──────── The data ────────

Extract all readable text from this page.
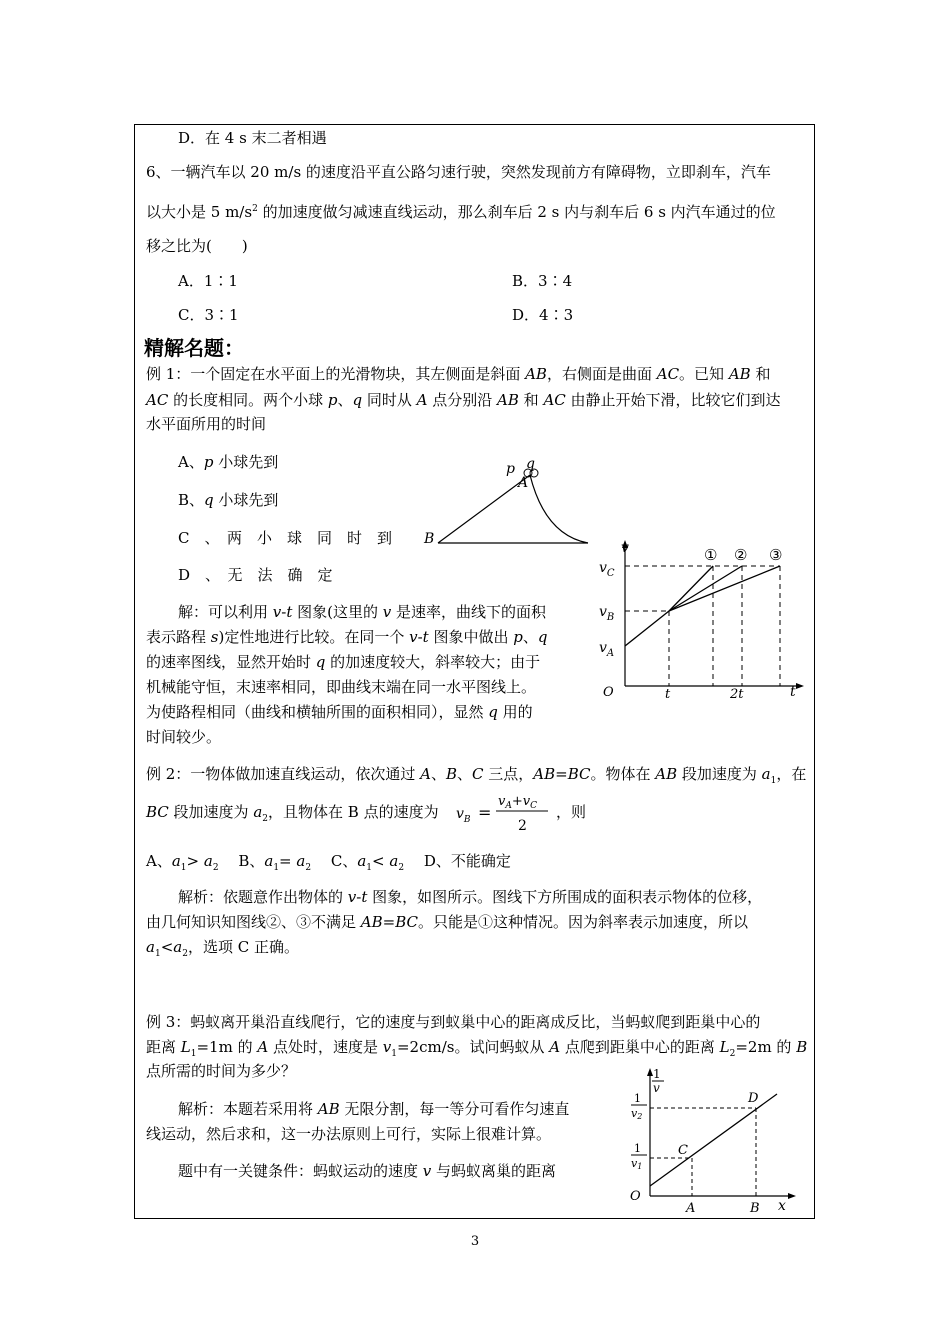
D．在 4 s 末二者相遇
6、一辆汽车以 20 m/s 的速度沿平直公路匀速行驶，突然发现前方有障碍物，立即刹车，汽车
以大小是 5 $m/s^2$ 的加速度做匀减速直线运动，那么刹车后 2 s 内与刹车后 6 s 内汽车通过的位
移之比为(　　)
A．1∶1	B．3∶4
C．3∶1	D．4∶3
精解名题：
例 1：一个固定在水平面上的光滑物块，其左侧面是斜面 AB，右侧面是曲面 AC。已知 AB 和
AC 的长度相同。两个小球 p、q 同时从 A 点分别沿 AB 和 AC 由静止开始下滑，比较它们到达
水平面所用的时间
A、p 小球先到
B、q 小球先到
C　、　两　小　球　同　时　到
D　、　无　法　确　定
p q
A
B
v
t
O
$v_C$
$v_B$
$v_A$
t	2t
① ② ③
解：可以利用 v-t 图象(这里的 v 是速率，曲线下的面积
表示路程 s)定性地进行比较。在同一个 v-t 图象中做出 p、q
的速率图线，显然开始时 q 的加速度较大，斜率较大；由于
机械能守恒，末速率相同，即曲线末端在同一水平图线上。
为使路程相同（曲线和横轴所围的面积相同），显然 q 用的
时间较少。
例 2：一物体做加速直线运动，依次通过 A、B、C 三点，AB=BC。物体在 AB 段加速度为 $a_1$，在
BC 段加速度为 $a_2$，且物体在 B 点的速度为 $v_B$ =
$v_A+v_C$
2
，则
A、$a_1> a_2$　 B、$a_1= a_2$　 C、$a_1< a_2$　 D、不能确定
解析：依题意作出物体的 v-t 图象，如图所示。图线下方所围成的面积表示物体的位移，
由几何知识知图线②、③不满足 AB=BC。只能是①这种情况。因为斜率表示加速度，所以
$a_1<a_2$，选项 C 正确。
例 3：蚂蚁离开巢沿直线爬行，它的速度与到蚁巢中心的距离成反比，当蚂蚁爬到距巢中心的
距离 $L_1=1m$ 的 A 点处时，速度是 $v_1=2cm/s$。试问蚂蚁从 A 点爬到距巢中心的距离 $L_2=2m$ 的 B
点所需的时间为多少？
解析：本题若采用将 AB 无限分割，每一等分可看作匀速直
线运动，然后求和，这一办法原则上可行，实际上很难计算。
题中有一关键条件：蚂蚁运动的速度 v 与蚂蚁离巢的距离
1
v
x
O
1
v2
1
v1
C
D
A	B
3
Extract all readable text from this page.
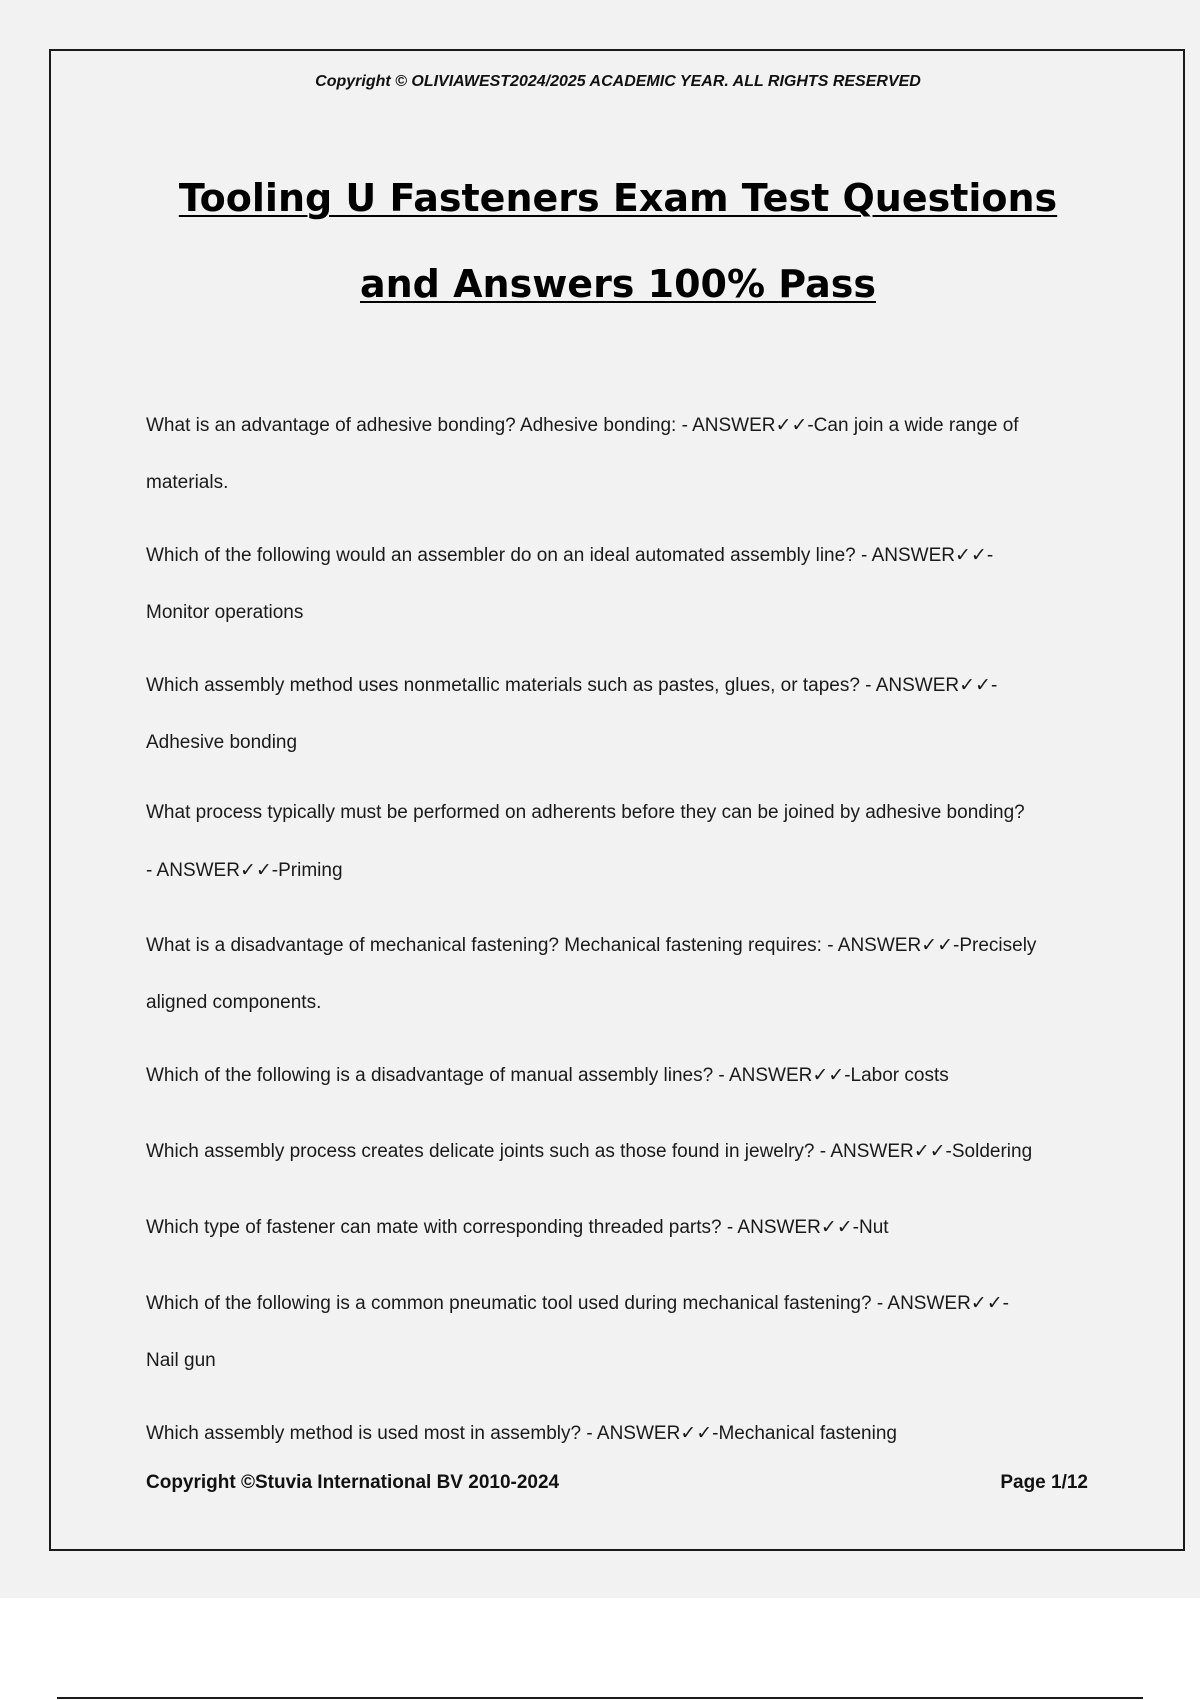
Copyright © OLIVIAWEST2024/2025 ACADEMIC YEAR. ALL RIGHTS RESERVED
Tooling U Fasteners Exam Test Questions
and Answers 100% Pass
What is an advantage of adhesive bonding? Adhesive bonding: - ANSWER✓✓-Can join a wide range of
materials.
Which of the following would an assembler do on an ideal automated assembly line? - ANSWER✓✓-
Monitor operations
Which assembly method uses nonmetallic materials such as pastes, glues, or tapes? - ANSWER✓✓-
Adhesive bonding
What process typically must be performed on adherents before they can be joined by adhesive bonding?
- ANSWER✓✓-Priming
What is a disadvantage of mechanical fastening? Mechanical fastening requires: - ANSWER✓✓-Precisely
aligned components.
Which of the following is a disadvantage of manual assembly lines? - ANSWER✓✓-Labor costs
Which assembly process creates delicate joints such as those found in jewelry? - ANSWER✓✓-Soldering
Which type of fastener can mate with corresponding threaded parts? - ANSWER✓✓-Nut
Which of the following is a common pneumatic tool used during mechanical fastening? - ANSWER✓✓-
Nail gun
Which assembly method is used most in assembly? - ANSWER✓✓-Mechanical fastening
Copyright ©Stuvia International BV 2010-2024	Page 1/12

────────

Exercise brief — Write out the entries above word for word. Do not include the pictures.

Complete response —
Extract all readable text from this page.
D．在 4 s 末二者相遇
6、一辆汽车以 20 m/s 的速度沿平直公路匀速行驶，突然发现前方有障碍物，立即刹车，汽车
以大小是 5 $m/s^2$ 的加速度做匀减速直线运动，那么刹车后 2 s 内与刹车后 6 s 内汽车通过的位
移之比为(　　)
A．1∶1	B．3∶4
C．3∶1	D．4∶3
精解名题：
例 1：一个固定在水平面上的光滑物块，其左侧面是斜面 AB，右侧面是曲面 AC。已知 AB 和
AC 的长度相同。两个小球 p、q 同时从 A 点分别沿 AB 和 AC 由静止开始下滑，比较它们到达
水平面所用的时间
A、p 小球先到
B、q 小球先到
C　、　两　小　球　同　时　到
D　、　无　法　确　定
p q
A
B
v
t
O
$v_C$
$v_B$
$v_A$
t	2t
① ② ③
解：可以利用 v-t 图象(这里的 v 是速率，曲线下的面积
表示路程 s)定性地进行比较。在同一个 v-t 图象中做出 p、q
的速率图线，显然开始时 q 的加速度较大，斜率较大；由于
机械能守恒，末速率相同，即曲线末端在同一水平图线上。
为使路程相同（曲线和横轴所围的面积相同），显然 q 用的
时间较少。
例 2：一物体做加速直线运动，依次通过 A、B、C 三点，AB=BC。物体在 AB 段加速度为 $a_1$，在
BC 段加速度为 $a_2$，且物体在 B 点的速度为 $v_B$ =
$v_A+v_C$
2
，则
A、$a_1> a_2$　 B、$a_1= a_2$　 C、$a_1< a_2$　 D、不能确定
解析：依题意作出物体的 v-t 图象，如图所示。图线下方所围成的面积表示物体的位移，
由几何知识知图线②、③不满足 AB=BC。只能是①这种情况。因为斜率表示加速度，所以
$a_1<a_2$，选项 C 正确。
例 3：蚂蚁离开巢沿直线爬行，它的速度与到蚁巢中心的距离成反比，当蚂蚁爬到距巢中心的
距离 $L_1=1m$ 的 A 点处时，速度是 $v_1=2cm/s$。试问蚂蚁从 A 点爬到距巢中心的距离 $L_2=2m$ 的 B
点所需的时间为多少？
解析：本题若采用将 AB 无限分割，每一等分可看作匀速直
线运动，然后求和，这一办法原则上可行，实际上很难计算。
题中有一关键条件：蚂蚁运动的速度 v 与蚂蚁离巢的距离
1
v
x
O
1
v2
1
v1
C
D
A	B
3
Extract all readable text from this page.
Copyright © OLIVIAWEST2024/2025 ACADEMIC YEAR. ALL RIGHTS RESERVED
Tooling U Fasteners Exam Test Questions
and Answers 100% Pass
What is an advantage of adhesive bonding? Adhesive bonding: - ANSWER✓✓-Can join a wide range of
materials.
Which of the following would an assembler do on an ideal automated assembly line? - ANSWER✓✓-
Monitor operations
Which assembly method uses nonmetallic materials such as pastes, glues, or tapes? - ANSWER✓✓-
Adhesive bonding
What process typically must be performed on adherents before they can be joined by adhesive bonding?
- ANSWER✓✓-Priming
What is a disadvantage of mechanical fastening? Mechanical fastening requires: - ANSWER✓✓-Precisely
aligned components.
Which of the following is a disadvantage of manual assembly lines? - ANSWER✓✓-Labor costs
Which assembly process creates delicate joints such as those found in jewelry? - ANSWER✓✓-Soldering
Which type of fastener can mate with corresponding threaded parts? - ANSWER✓✓-Nut
Which of the following is a common pneumatic tool used during mechanical fastening? - ANSWER✓✓-
Nail gun
Which assembly method is used most in assembly? - ANSWER✓✓-Mechanical fastening
Copyright ©Stuvia International BV 2010-2024	Page 1/12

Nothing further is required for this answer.